Extracted data entries:

-- BEGIN --

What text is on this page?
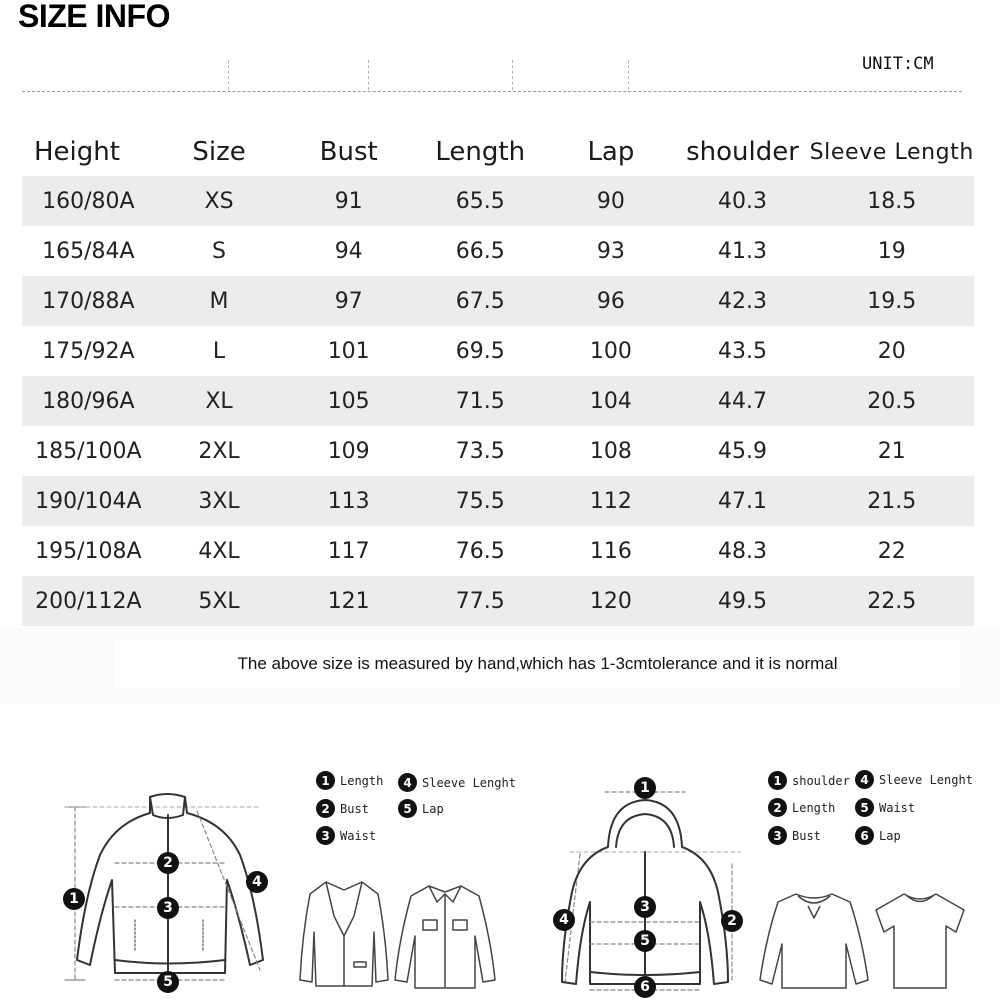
SIZE INFO
UNIT:CM
Height	Size	Bust	Length	Lap	shoulder	Sleeve Length
160/80A	XS	91	65.5	90	40.3	18.5
165/84A	S	94	66.5	93	41.3	19
170/88A	M	97	67.5	96	42.3	19.5
175/92A	L	101	69.5	100	43.5	20
180/96A	XL	105	71.5	104	44.7	20.5
185/100A	2XL	109	73.5	108	45.9	21
190/104A	3XL	113	75.5	112	47.1	21.5
195/108A	4XL	117	76.5	116	48.3	22
200/112A	5XL	121	77.5	120	49.5	22.5
The above size is measured by hand,which has 1-3cmtolerance and it is normal
1
2
3
4
5
1 Length
2 Bust
3 Waist
4 Sleeve Lenght
5 Lap
1
2
3
4
5
6
1 shoulder
2 Length
3 Bust
4 Sleeve Lenght
5 Waist
6 Lap
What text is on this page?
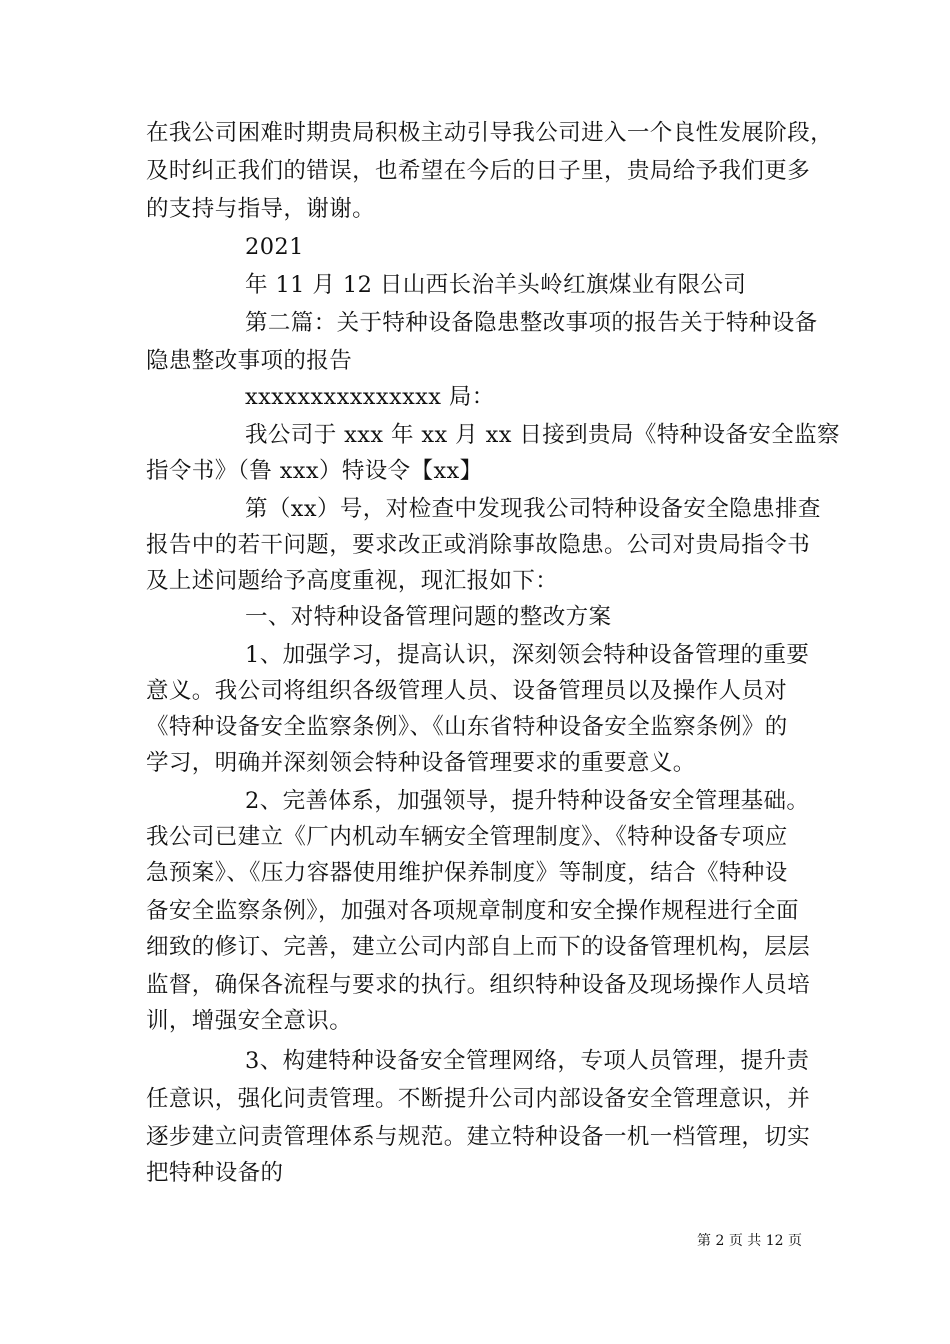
在我公司困难时期贵局积极主动引导我公司进入一个良性发展阶段，
及时纠正我们的错误，也希望在今后的日子里，贵局给予我们更多
的支持与指导，谢谢。
2021
年 11 月 12 日山西长治羊头岭红旗煤业有限公司
第二篇：关于特种设备隐患整改事项的报告关于特种设备
隐患整改事项的报告
xxxxxxxxxxxxxxx 局：
我公司于 xxx 年 xx 月 xx 日接到贵局《特种设备安全监察
指令书》（鲁 xxx）特设令【xx】
第（xx）号，对检查中发现我公司特种设备安全隐患排查
报告中的若干问题，要求改正或消除事故隐患。公司对贵局指令书
及上述问题给予高度重视，现汇报如下：
一、对特种设备管理问题的整改方案
1、加强学习，提高认识，深刻领会特种设备管理的重要
意义。我公司将组织各级管理人员、设备管理员以及操作人员对
《特种设备安全监察条例》、《山东省特种设备安全监察条例》的
学习，明确并深刻领会特种设备管理要求的重要意义。
2、完善体系，加强领导，提升特种设备安全管理基础。
我公司已建立《厂内机动车辆安全管理制度》、《特种设备专项应
急预案》、《压力容器使用维护保养制度》等制度，结合《特种设
备安全监察条例》，加强对各项规章制度和安全操作规程进行全面
细致的修订、完善，建立公司内部自上而下的设备管理机构，层层
监督，确保各流程与要求的执行。组织特种设备及现场操作人员培
训，增强安全意识。
3、构建特种设备安全管理网络，专项人员管理，提升责
任意识，强化问责管理。不断提升公司内部设备安全管理意识，并
逐步建立问责管理体系与规范。建立特种设备一机一档管理，切实
把特种设备的
第 2 页 共 12 页
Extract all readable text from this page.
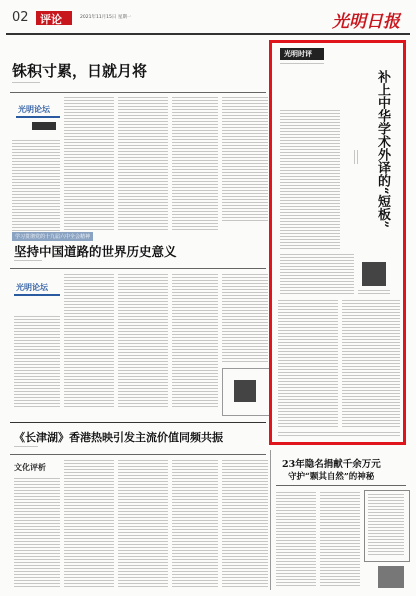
02 评论	2021年11月15日 星期一	光明日报
铢积寸累，日就月将
光明论坛
学习贯彻党的十九届六中全会精神
坚持中国道路的世界历史意义
光明论坛
《长津湖》香港热映引发主流价值同频共振
文化评析
光明时评
补上中华学术外译的“短板”
23年隐名捐献千余万元
守护“颗其自然”的神秘
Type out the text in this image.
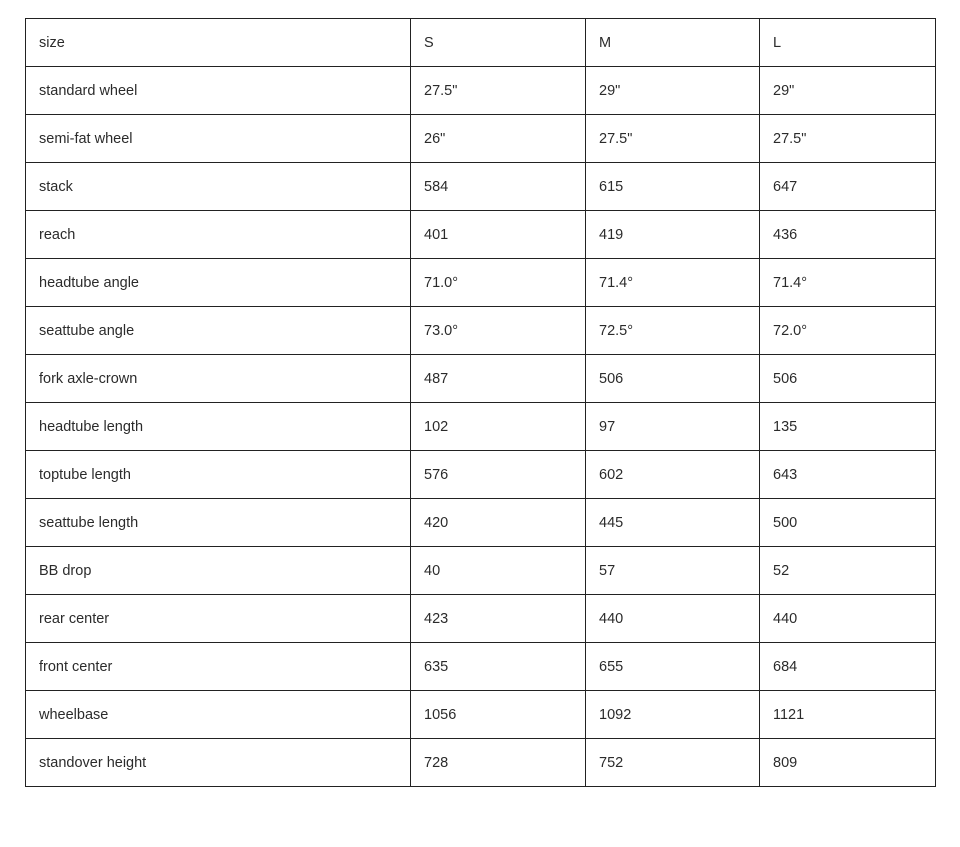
size	S	M	L
standard wheel	27.5"	29"	29"
semi-fat wheel	26"	27.5"	27.5"
stack	584	615	647
reach	401	419	436
headtube angle	71.0°	71.4°	71.4°
seattube angle	73.0°	72.5°	72.0°
fork axle-crown	487	506	506
headtube length	102	97	135
toptube length	576	602	643
seattube length	420	445	500
BB drop	40	57	52
rear center	423	440	440
front center	635	655	684
wheelbase	1056	1092	1121
standover height	728	752	809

-- END --

Print out the lines exactly, skipping any picture.

→ **THE OUTPUT**
What text is on this page?
SIZE INFO
UNIT:CM
Height	Size	Bust	Length	Lap	shoulder	Sleeve Length
160/80A	XS	91	65.5	90	40.3	18.5
165/84A	S	94	66.5	93	41.3	19
170/88A	M	97	67.5	96	42.3	19.5
175/92A	L	101	69.5	100	43.5	20
180/96A	XL	105	71.5	104	44.7	20.5
185/100A	2XL	109	73.5	108	45.9	21
190/104A	3XL	113	75.5	112	47.1	21.5
195/108A	4XL	117	76.5	116	48.3	22
200/112A	5XL	121	77.5	120	49.5	22.5
The above size is measured by hand,which has 1-3cmtolerance and it is normal
1
2
3
4
5
1 Length
2 Bust
3 Waist
4 Sleeve Lenght
5 Lap
1
2
3
4
5
6
1 shoulder
2 Length
3 Bust
4 Sleeve Lenght
5 Waist
6 Lap
What text is on this page?
在我公司困难时期贵局积极主动引导我公司进入一个良性发展阶段，
及时纠正我们的错误，也希望在今后的日子里，贵局给予我们更多
的支持与指导，谢谢。
2021
年 11 月 12 日山西长治羊头岭红旗煤业有限公司
第二篇：关于特种设备隐患整改事项的报告关于特种设备
隐患整改事项的报告
xxxxxxxxxxxxxxx 局：
我公司于 xxx 年 xx 月 xx 日接到贵局《特种设备安全监察
指令书》（鲁 xxx）特设令【xx】
第（xx）号，对检查中发现我公司特种设备安全隐患排查
报告中的若干问题，要求改正或消除事故隐患。公司对贵局指令书
及上述问题给予高度重视，现汇报如下：
一、对特种设备管理问题的整改方案
1、加强学习，提高认识，深刻领会特种设备管理的重要
意义。我公司将组织各级管理人员、设备管理员以及操作人员对
《特种设备安全监察条例》、《山东省特种设备安全监察条例》的
学习，明确并深刻领会特种设备管理要求的重要意义。
2、完善体系，加强领导，提升特种设备安全管理基础。
我公司已建立《厂内机动车辆安全管理制度》、《特种设备专项应
急预案》、《压力容器使用维护保养制度》等制度，结合《特种设
备安全监察条例》，加强对各项规章制度和安全操作规程进行全面
细致的修订、完善，建立公司内部自上而下的设备管理机构，层层
监督，确保各流程与要求的执行。组织特种设备及现场操作人员培
训，增强安全意识。
3、构建特种设备安全管理网络，专项人员管理，提升责
任意识，强化问责管理。不断提升公司内部设备安全管理意识，并
逐步建立问责管理体系与规范。建立特种设备一机一档管理，切实
把特种设备的
第 2 页 共 12 页
Extract all readable text from this page.
02 评论	2021年11月15日 星期一	光明日报
铢积寸累，日就月将
光明论坛
学习贯彻党的十九届六中全会精神
坚持中国道路的世界历史意义
光明论坛
《长津湖》香港热映引发主流价值同频共振
文化评析
光明时评
补上中华学术外译的“短板”
23年隐名捐献千余万元
守护“颗其自然”的神秘
Type out the text in this image.
size	S	M	L
standard wheel	27.5"	29"	29"
semi-fat wheel	26"	27.5"	27.5"
stack	584	615	647
reach	401	419	436
headtube angle	71.0°	71.4°	71.4°
seattube angle	73.0°	72.5°	72.0°
fork axle-crown	487	506	506
headtube length	102	97	135
toptube length	576	602	643
seattube length	420	445	500
BB drop	40	57	52
rear center	423	440	440
front center	635	655	684
wheelbase	1056	1092	1121
standover height	728	752	809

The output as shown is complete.